■ WHAT TO PRODUCE ■
From the entries below, copy every line that holds the word "Shanghai".

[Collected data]

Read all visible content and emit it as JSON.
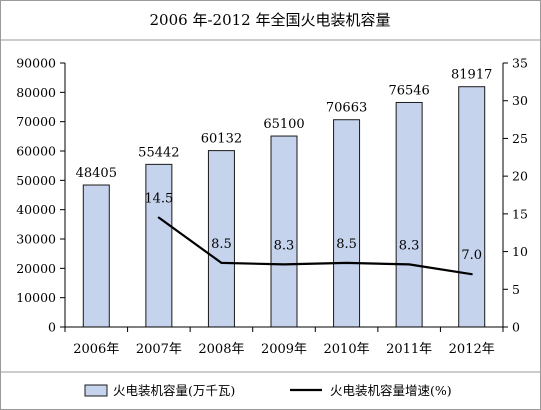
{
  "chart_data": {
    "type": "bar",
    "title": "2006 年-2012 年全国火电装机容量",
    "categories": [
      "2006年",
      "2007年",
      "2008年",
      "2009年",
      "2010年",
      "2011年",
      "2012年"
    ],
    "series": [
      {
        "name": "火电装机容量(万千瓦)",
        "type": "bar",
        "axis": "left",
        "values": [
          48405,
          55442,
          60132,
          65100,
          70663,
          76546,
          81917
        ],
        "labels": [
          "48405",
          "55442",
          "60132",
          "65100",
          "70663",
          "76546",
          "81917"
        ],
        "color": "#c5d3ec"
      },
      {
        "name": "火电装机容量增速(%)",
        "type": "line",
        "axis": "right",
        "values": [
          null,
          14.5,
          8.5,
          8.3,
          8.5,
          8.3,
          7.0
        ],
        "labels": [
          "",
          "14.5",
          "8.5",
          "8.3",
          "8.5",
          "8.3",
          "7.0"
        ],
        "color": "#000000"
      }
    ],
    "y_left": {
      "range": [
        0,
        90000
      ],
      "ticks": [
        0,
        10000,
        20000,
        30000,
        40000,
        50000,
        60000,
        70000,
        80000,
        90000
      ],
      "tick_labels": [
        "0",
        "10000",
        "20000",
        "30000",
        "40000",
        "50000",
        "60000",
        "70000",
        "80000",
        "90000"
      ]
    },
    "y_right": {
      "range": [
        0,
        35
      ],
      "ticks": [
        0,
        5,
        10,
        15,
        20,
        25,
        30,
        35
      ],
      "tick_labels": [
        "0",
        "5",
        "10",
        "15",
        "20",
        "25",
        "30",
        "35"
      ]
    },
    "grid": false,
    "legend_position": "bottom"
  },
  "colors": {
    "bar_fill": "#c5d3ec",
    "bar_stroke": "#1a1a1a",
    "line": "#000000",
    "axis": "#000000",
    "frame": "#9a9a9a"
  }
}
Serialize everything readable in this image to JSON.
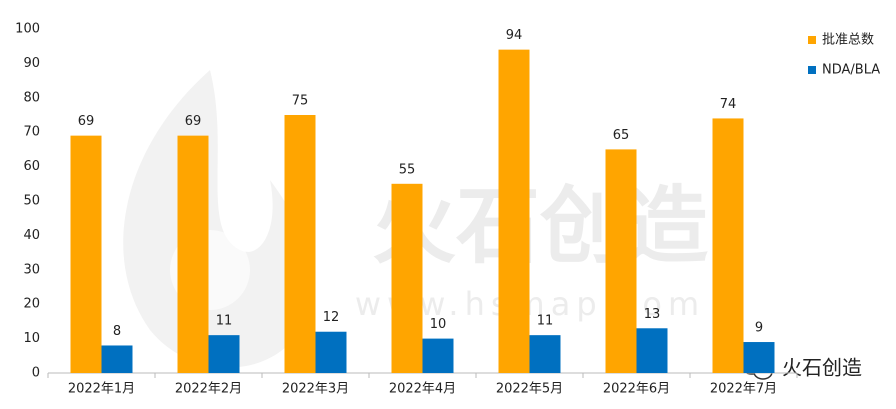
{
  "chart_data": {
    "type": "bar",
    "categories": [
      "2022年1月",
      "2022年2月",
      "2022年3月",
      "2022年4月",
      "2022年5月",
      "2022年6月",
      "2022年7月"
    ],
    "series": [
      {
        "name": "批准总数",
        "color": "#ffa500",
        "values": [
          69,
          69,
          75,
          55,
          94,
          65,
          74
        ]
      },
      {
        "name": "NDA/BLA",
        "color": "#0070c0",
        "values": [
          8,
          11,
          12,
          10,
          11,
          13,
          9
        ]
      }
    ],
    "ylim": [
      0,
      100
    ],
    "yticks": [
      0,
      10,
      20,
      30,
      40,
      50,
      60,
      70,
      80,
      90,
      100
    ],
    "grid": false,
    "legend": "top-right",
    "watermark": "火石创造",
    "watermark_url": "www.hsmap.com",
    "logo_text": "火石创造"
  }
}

---

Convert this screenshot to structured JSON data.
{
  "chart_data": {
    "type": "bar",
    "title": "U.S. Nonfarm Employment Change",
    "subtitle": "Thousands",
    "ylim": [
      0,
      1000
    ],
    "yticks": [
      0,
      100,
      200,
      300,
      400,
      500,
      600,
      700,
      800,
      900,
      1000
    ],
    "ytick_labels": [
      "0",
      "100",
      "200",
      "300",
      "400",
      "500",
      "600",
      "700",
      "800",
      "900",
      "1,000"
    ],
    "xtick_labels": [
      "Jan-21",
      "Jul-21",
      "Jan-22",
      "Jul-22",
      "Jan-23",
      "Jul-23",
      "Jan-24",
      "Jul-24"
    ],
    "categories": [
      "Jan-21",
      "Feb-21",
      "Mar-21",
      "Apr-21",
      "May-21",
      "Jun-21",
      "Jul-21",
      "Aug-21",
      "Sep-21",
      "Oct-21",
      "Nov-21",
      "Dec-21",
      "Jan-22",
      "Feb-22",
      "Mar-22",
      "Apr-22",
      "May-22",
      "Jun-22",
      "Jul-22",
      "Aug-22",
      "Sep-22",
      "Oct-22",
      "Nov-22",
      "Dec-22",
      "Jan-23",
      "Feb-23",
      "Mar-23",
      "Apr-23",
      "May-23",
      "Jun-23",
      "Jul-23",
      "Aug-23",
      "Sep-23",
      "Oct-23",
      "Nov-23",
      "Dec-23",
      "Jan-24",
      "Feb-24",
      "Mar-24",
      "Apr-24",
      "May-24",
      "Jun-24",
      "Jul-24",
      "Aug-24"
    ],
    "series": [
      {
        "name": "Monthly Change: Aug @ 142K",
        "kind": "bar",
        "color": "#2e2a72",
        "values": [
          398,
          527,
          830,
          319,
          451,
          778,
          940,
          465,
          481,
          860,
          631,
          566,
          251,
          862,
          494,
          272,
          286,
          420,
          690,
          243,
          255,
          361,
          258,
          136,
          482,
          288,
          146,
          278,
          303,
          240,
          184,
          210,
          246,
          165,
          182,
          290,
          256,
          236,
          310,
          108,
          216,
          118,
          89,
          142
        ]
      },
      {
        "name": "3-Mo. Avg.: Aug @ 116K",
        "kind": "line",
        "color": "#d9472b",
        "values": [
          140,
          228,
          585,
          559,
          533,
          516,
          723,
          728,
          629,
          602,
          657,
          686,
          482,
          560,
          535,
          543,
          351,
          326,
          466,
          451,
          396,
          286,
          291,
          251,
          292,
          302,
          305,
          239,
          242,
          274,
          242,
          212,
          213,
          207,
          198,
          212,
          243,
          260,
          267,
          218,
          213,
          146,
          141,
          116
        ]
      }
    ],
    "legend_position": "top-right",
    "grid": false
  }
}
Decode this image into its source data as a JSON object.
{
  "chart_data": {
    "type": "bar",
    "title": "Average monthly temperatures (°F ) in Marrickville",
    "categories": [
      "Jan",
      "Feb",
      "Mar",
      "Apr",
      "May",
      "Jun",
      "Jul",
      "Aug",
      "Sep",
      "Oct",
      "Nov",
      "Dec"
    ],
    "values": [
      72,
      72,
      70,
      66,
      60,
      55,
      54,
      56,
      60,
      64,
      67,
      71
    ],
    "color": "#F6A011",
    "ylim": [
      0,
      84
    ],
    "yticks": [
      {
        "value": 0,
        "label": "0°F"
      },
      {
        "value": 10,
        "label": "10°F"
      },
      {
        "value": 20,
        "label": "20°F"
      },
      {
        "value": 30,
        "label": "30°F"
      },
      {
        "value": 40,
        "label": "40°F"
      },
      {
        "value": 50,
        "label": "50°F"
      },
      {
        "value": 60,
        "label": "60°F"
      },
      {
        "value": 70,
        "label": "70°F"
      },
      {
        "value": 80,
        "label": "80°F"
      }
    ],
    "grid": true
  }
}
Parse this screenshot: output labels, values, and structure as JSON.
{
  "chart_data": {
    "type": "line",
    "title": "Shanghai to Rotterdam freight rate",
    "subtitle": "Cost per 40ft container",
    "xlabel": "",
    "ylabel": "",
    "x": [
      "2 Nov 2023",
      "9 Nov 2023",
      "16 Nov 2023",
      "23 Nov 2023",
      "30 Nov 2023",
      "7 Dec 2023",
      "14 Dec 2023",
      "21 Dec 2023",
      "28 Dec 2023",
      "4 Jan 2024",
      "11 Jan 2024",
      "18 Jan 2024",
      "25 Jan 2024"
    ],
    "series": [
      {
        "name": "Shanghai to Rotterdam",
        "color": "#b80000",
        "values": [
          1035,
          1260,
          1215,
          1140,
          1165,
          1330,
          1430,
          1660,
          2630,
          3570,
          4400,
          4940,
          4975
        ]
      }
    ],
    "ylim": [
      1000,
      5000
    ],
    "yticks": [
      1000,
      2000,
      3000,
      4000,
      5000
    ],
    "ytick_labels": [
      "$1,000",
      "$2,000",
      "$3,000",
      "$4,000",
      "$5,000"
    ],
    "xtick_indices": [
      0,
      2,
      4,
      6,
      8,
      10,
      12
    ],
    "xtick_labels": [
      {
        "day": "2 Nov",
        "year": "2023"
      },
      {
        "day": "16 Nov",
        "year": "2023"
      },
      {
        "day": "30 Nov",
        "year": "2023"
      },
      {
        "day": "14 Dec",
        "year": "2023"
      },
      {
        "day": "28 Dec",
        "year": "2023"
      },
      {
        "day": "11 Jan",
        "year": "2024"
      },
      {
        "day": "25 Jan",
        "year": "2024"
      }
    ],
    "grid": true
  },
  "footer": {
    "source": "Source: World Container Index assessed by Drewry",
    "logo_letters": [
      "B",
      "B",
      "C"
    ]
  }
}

...

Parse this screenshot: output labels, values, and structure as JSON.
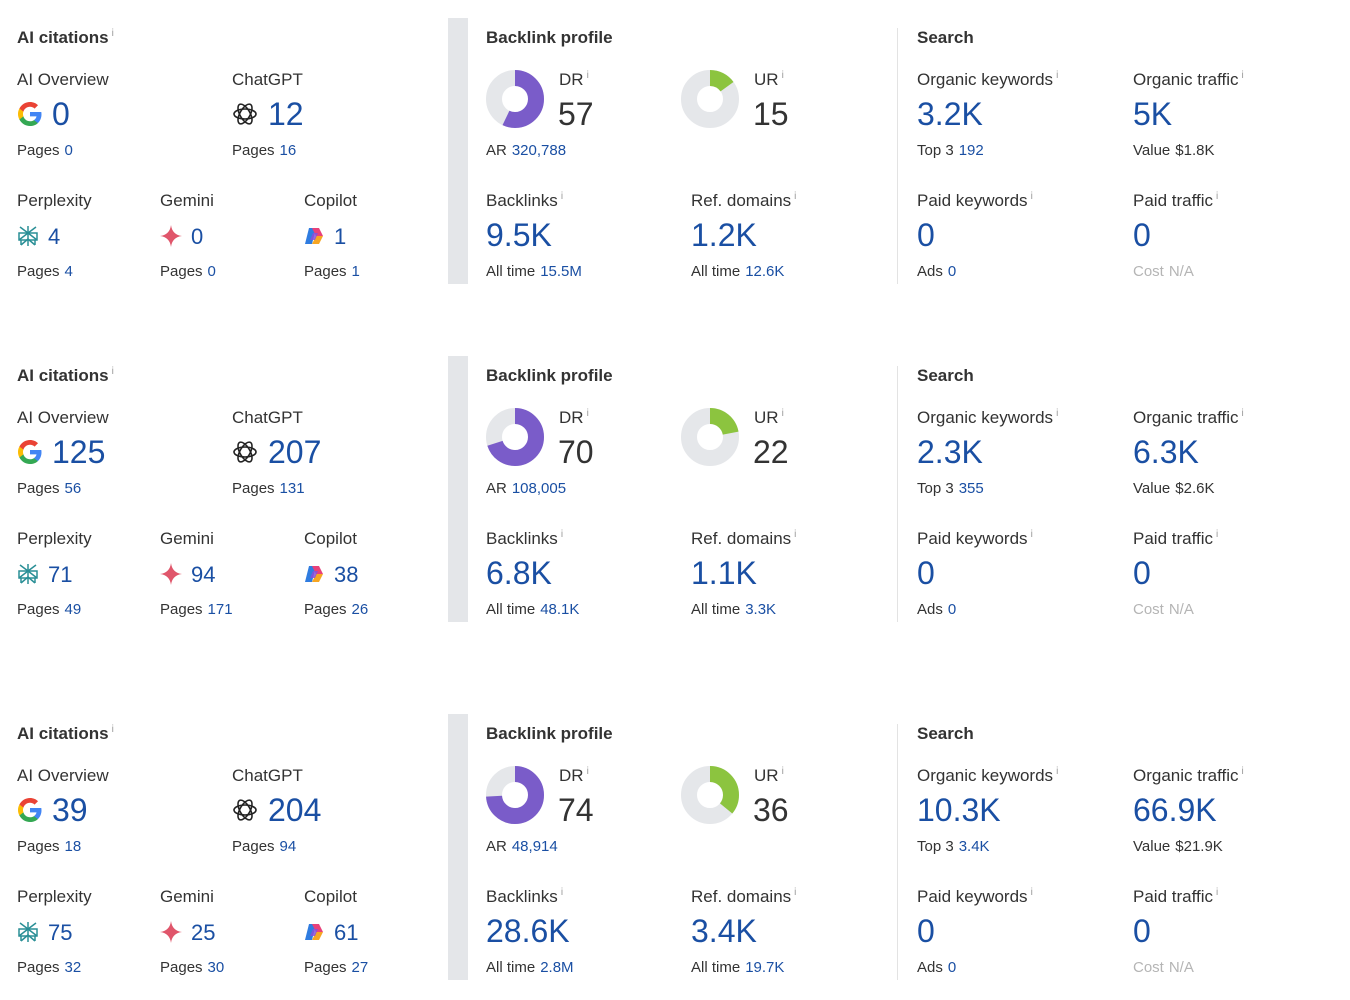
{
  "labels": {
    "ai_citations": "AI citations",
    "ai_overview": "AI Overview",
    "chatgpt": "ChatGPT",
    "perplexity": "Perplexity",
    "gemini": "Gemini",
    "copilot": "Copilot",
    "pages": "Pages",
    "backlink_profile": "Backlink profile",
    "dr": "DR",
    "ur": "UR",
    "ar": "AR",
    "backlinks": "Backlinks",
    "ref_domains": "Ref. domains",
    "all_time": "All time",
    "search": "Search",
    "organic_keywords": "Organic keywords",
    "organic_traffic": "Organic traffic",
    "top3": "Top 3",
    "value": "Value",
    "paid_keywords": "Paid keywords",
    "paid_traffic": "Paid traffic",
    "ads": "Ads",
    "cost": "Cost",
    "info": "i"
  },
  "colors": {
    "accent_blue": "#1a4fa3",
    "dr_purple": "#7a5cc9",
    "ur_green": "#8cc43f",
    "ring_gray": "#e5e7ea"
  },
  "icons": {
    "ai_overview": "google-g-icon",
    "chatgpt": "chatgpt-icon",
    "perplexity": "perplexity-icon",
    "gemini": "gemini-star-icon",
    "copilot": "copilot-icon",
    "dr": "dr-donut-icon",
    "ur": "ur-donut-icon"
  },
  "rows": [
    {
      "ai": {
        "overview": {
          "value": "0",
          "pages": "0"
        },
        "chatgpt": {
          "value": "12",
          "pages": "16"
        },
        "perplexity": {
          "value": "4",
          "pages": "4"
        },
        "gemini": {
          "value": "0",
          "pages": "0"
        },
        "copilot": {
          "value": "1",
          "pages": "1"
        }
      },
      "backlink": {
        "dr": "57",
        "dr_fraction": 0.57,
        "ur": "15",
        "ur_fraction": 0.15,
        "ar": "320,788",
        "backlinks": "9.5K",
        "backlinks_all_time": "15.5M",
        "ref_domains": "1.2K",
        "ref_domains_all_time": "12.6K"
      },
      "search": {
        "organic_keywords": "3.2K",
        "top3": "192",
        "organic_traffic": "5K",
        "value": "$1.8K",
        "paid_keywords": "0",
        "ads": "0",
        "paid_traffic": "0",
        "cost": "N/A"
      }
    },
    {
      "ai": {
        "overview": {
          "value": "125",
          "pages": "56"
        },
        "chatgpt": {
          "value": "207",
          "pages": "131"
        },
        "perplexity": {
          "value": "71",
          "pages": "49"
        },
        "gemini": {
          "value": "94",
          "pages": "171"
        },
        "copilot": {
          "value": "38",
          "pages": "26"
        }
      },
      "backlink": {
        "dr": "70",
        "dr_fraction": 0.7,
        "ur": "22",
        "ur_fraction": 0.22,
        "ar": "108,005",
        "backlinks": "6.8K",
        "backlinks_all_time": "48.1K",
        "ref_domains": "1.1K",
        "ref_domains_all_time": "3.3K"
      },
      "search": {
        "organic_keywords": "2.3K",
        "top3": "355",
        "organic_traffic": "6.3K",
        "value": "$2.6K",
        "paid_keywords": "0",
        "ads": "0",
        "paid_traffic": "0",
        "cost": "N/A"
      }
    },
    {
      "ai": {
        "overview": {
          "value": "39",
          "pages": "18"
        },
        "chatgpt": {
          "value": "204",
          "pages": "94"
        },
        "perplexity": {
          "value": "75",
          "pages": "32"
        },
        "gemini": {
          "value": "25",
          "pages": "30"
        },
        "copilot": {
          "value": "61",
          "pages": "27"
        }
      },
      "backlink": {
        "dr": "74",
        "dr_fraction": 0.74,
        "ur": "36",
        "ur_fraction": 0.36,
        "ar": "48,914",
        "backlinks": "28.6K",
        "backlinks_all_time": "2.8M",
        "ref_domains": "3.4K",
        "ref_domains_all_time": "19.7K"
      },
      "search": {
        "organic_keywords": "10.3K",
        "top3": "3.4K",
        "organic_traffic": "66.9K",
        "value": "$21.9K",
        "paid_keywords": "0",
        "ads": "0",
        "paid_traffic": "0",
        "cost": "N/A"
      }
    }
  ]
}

■ THE RESPONSE ■
    "title": "Shanghai to Rotterdam freight rate",
        "name": "Shanghai to Rotterdam",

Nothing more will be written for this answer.